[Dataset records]

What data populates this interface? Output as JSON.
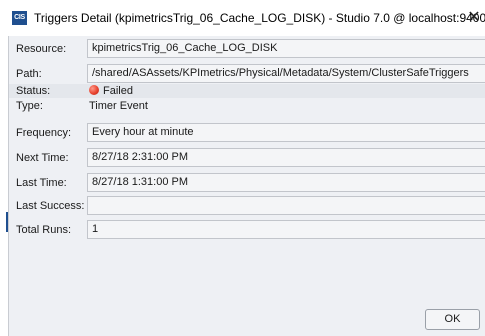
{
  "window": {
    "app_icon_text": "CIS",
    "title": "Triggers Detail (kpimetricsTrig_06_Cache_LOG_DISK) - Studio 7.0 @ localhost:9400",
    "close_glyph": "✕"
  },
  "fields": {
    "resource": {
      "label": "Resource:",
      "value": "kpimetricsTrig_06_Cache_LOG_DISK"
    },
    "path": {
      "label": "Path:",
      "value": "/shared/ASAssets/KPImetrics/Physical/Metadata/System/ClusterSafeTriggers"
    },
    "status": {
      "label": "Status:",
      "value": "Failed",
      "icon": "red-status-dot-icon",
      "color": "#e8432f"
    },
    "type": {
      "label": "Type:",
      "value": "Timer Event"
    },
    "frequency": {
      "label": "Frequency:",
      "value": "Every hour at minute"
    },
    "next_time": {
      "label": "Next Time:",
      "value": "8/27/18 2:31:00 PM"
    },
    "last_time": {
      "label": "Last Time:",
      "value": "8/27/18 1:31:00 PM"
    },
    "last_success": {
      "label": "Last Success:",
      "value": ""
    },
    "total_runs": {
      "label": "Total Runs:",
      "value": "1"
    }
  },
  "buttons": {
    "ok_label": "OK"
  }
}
==
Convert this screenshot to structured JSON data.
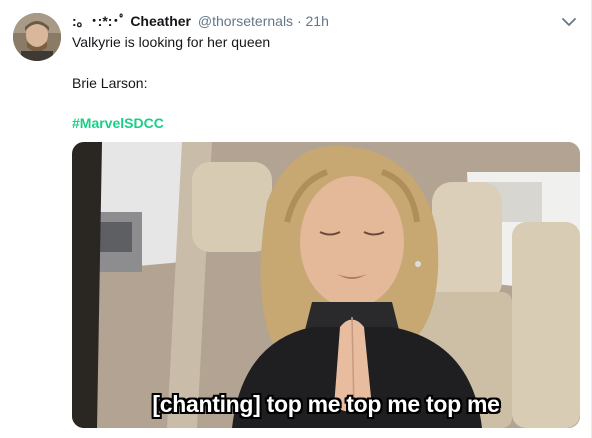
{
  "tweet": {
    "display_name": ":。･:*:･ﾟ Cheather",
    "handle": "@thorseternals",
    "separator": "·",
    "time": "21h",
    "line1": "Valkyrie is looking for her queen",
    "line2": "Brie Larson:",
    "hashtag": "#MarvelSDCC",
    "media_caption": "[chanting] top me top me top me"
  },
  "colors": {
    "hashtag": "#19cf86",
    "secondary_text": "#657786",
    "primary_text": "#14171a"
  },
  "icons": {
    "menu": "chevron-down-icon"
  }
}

--- THE TASK ---
Out of the preceding entries, pull every line containing the string "this".

--- THE COMPLETED TASK ---
What data populates this interface? Output as JSON.
Convert this screenshot to structured JSON data.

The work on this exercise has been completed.